→ Your objective:
Give the listing again exactly, omitting its images.

→ Given entries:
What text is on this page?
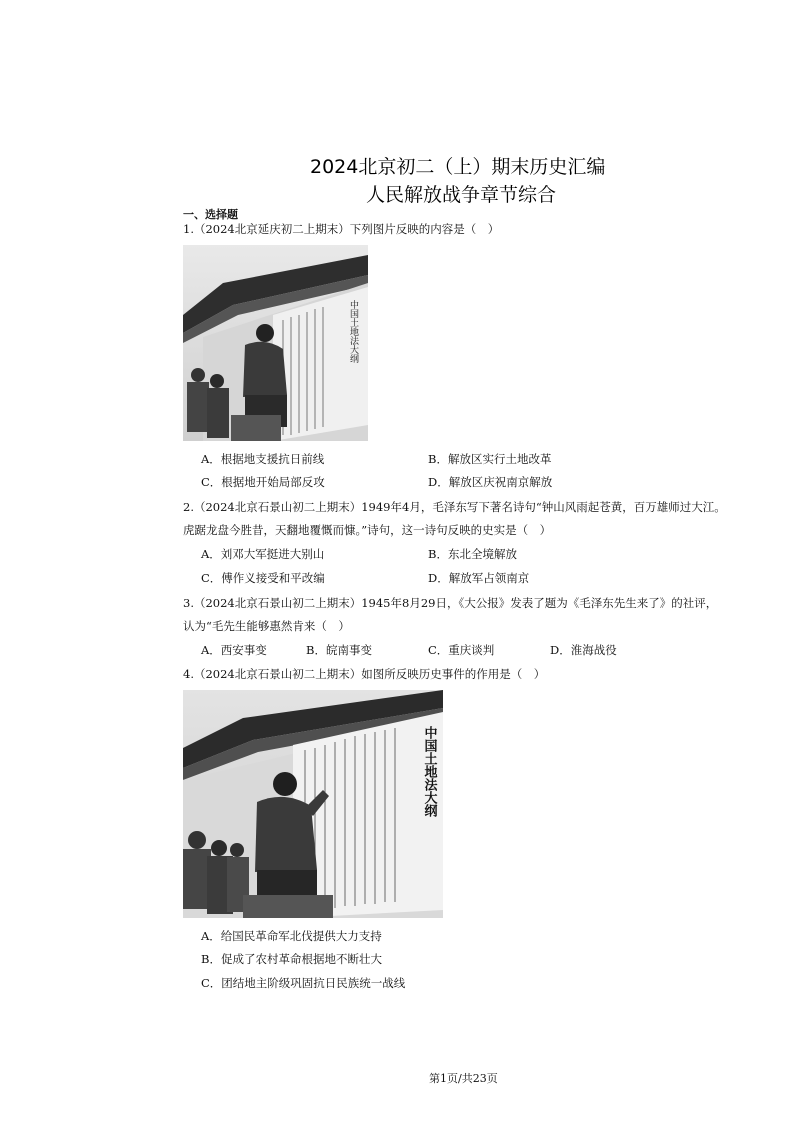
2024北京初二（上）期末历史汇编
人民解放战争章节综合
一、选择题
1.（2024北京延庆初二上期末）下列图片反映的内容是（　）
中国土地法大纲
A．根据地支援抗日前线	B．解放区实行土地改革
C．根据地开始局部反攻	D．解放区庆祝南京解放
2.（2024北京石景山初二上期末）1949年4月，毛泽东写下著名诗句“钟山风雨起苍黄，百万雄师过大江。
虎踞龙盘今胜昔，天翻地覆慨而慷。”诗句，这一诗句反映的史实是（　）
A．刘邓大军挺进大别山	B．东北全境解放
C．傅作义接受和平改编	D．解放军占领南京
3.（2024北京石景山初二上期末）1945年8月29日，《大公报》发表了题为《毛泽东先生来了》的社评，
认为“毛先生能够惠然肯来（　）
A．西安事变	B．皖南事变	C．重庆谈判	D．淮海战役
4.（2024北京石景山初二上期末）如图所反映历史事件的作用是（　）
中国土地法大纲
A．给国民革命军北伐提供大力支持
B．促成了农村革命根据地不断壮大
C．团结地主阶级巩固抗日民族统一战线
第1页/共23页
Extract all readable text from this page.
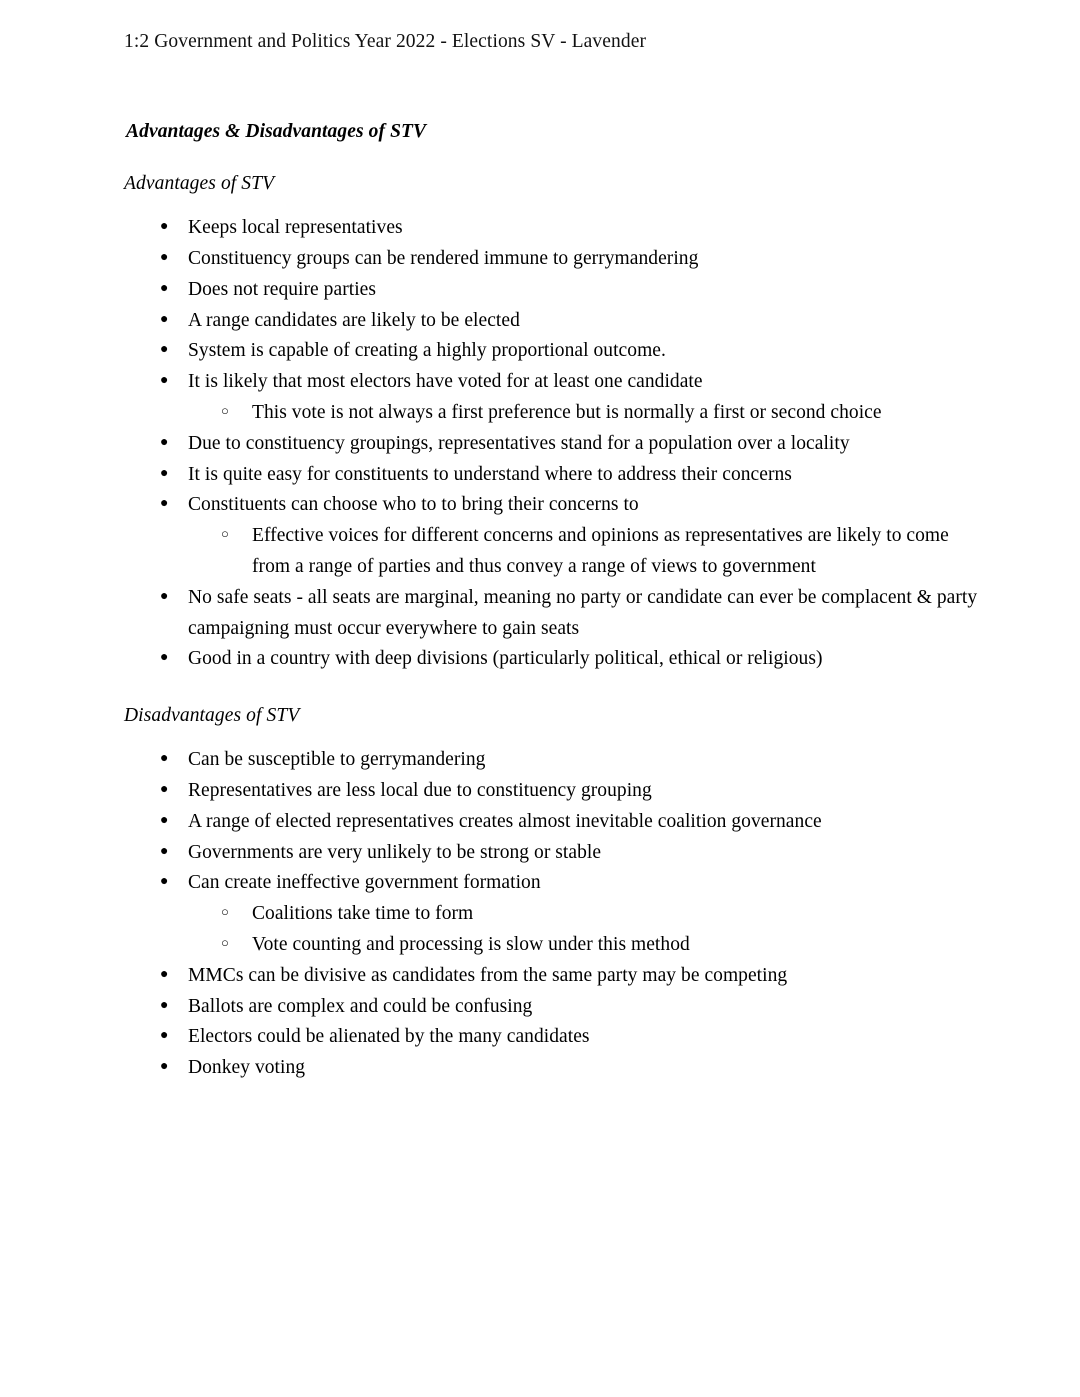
1:2 Government and Politics Year 2022 - Elections SV - Lavender
Advantages & Disadvantages of STV
Advantages of STV
● Keeps local representatives
● Constituency groups can be rendered immune to gerrymandering
● Does not require parties
● A range candidates are likely to be elected
● System is capable of creating a highly proportional outcome.
● It is likely that most electors have voted for at least one candidate
○ This vote is not always a first preference but is normally a first or second choice
● Due to constituency groupings, representatives stand for a population over a locality
● It is quite easy for constituents to understand where to address their concerns
● Constituents can choose who to to bring their concerns to
○ Effective voices for different concerns and opinions as representatives are likely to come from a range of parties and thus convey a range of views to government
● No safe seats - all seats are marginal, meaning no party or candidate can ever be complacent & party campaigning must occur everywhere to gain seats
● Good in a country with deep divisions (particularly political, ethical or religious)
Disadvantages of STV
● Can be susceptible to gerrymandering
● Representatives are less local due to constituency grouping
● A range of elected representatives creates almost inevitable coalition governance
● Governments are very unlikely to be strong or stable
● Can create ineffective government formation
○ Coalitions take time to form
○ Vote counting and processing is slow under this method
● MMCs can be divisive as candidates from the same party may be competing
● Ballots are complex and could be confusing
● Electors could be alienated by the many candidates
● Donkey voting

→ Solution for this problem:
What text is on this page?
2024北京初二（上）期末历史汇编
人民解放战争章节综合
一、选择题
1.（2024北京延庆初二上期末）下列图片反映的内容是（　）
中国土地法大纲
A．根据地支援抗日前线	B．解放区实行土地改革
C．根据地开始局部反攻	D．解放区庆祝南京解放
2.（2024北京石景山初二上期末）1949年4月，毛泽东写下著名诗句“钟山风雨起苍黄，百万雄师过大江。
虎踞龙盘今胜昔，天翻地覆慨而慷。”诗句，这一诗句反映的史实是（　）
A．刘邓大军挺进大别山	B．东北全境解放
C．傅作义接受和平改编	D．解放军占领南京
3.（2024北京石景山初二上期末）1945年8月29日，《大公报》发表了题为《毛泽东先生来了》的社评，
认为“毛先生能够惠然肯来（　）
A．西安事变	B．皖南事变	C．重庆谈判	D．淮海战役
4.（2024北京石景山初二上期末）如图所反映历史事件的作用是（　）
中国土地法大纲
A．给国民革命军北伐提供大力支持
B．促成了农村革命根据地不断壮大
C．团结地主阶级巩固抗日民族统一战线
第1页/共23页
Extract all readable text from this page.
1:2 Government and Politics Year 2022 - Elections SV - Lavender
Advantages & Disadvantages of STV
Advantages of STV
● Keeps local representatives
● Constituency groups can be rendered immune to gerrymandering
● Does not require parties
● A range candidates are likely to be elected
● System is capable of creating a highly proportional outcome.
● It is likely that most electors have voted for at least one candidate
○ This vote is not always a first preference but is normally a first or second choice
● Due to constituency groupings, representatives stand for a population over a locality
● It is quite easy for constituents to understand where to address their concerns
● Constituents can choose who to to bring their concerns to
○ Effective voices for different concerns and opinions as representatives are likely to come from a range of parties and thus convey a range of views to government
● No safe seats - all seats are marginal, meaning no party or candidate can ever be complacent & party campaigning must occur everywhere to gain seats
● Good in a country with deep divisions (particularly political, ethical or religious)
Disadvantages of STV
● Can be susceptible to gerrymandering
● Representatives are less local due to constituency grouping
● A range of elected representatives creates almost inevitable coalition governance
● Governments are very unlikely to be strong or stable
● Can create ineffective government formation
○ Coalitions take time to form
○ Vote counting and processing is slow under this method
● MMCs can be divisive as candidates from the same party may be competing
● Ballots are complex and could be confusing
● Electors could be alienated by the many candidates
● Donkey voting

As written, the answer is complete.